Records from a collection:
========================================================================
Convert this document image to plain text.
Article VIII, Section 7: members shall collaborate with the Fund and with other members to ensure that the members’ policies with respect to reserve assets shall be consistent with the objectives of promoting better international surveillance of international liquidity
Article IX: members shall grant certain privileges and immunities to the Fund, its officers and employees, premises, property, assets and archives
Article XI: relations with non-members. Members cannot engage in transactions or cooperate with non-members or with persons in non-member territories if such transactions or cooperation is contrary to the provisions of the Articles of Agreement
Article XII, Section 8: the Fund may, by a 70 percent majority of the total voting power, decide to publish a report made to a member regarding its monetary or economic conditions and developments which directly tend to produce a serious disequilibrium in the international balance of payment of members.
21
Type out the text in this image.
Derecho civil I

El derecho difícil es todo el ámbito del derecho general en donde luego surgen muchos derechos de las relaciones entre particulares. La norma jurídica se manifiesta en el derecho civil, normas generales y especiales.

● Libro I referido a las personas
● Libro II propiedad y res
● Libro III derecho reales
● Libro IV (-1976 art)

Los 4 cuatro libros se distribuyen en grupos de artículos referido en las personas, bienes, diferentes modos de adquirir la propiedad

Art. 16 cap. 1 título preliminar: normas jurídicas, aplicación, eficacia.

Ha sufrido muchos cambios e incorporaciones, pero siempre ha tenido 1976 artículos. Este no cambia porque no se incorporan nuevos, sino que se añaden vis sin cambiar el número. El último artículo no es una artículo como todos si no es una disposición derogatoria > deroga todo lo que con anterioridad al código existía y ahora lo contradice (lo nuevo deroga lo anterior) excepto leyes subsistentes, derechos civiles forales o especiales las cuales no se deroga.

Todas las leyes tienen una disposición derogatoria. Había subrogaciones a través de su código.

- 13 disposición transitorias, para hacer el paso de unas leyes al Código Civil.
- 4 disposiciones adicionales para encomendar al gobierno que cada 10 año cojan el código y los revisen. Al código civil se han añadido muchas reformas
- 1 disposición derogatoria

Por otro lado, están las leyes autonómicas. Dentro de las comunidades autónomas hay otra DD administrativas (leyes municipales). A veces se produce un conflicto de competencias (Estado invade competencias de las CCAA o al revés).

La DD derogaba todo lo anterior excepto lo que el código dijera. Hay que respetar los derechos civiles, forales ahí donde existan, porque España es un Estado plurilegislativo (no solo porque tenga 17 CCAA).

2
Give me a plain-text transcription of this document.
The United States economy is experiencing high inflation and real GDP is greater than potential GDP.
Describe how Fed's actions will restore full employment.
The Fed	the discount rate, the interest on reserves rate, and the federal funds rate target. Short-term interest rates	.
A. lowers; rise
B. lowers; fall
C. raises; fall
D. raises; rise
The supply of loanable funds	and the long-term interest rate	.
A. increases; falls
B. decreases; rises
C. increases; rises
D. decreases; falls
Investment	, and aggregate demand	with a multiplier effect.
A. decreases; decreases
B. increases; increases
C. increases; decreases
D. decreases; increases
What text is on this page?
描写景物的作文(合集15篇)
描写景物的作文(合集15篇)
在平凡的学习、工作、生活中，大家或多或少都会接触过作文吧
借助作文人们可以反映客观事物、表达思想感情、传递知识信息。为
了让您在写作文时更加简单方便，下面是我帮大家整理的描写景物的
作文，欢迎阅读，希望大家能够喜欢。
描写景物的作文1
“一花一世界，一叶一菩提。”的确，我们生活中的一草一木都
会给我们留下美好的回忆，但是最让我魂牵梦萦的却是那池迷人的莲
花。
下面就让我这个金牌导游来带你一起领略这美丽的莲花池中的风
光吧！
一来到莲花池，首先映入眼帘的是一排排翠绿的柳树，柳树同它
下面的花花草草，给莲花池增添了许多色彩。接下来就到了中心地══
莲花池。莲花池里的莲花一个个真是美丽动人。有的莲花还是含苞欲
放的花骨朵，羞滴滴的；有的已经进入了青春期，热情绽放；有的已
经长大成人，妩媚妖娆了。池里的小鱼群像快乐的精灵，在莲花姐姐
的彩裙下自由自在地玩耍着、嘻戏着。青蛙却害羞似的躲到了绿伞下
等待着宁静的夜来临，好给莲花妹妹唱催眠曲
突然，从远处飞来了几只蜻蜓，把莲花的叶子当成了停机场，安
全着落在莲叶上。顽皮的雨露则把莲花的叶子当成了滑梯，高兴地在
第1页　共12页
========================================================================
REQUIRED TASK ▸
Locate all lines in the listing above with the word "this" and copy them.

EXERCISE RESULT ▸
Convert this document image to plain text.
Type out the text in this image.
Give me a plain-text transcription of this document.
What text is on this page?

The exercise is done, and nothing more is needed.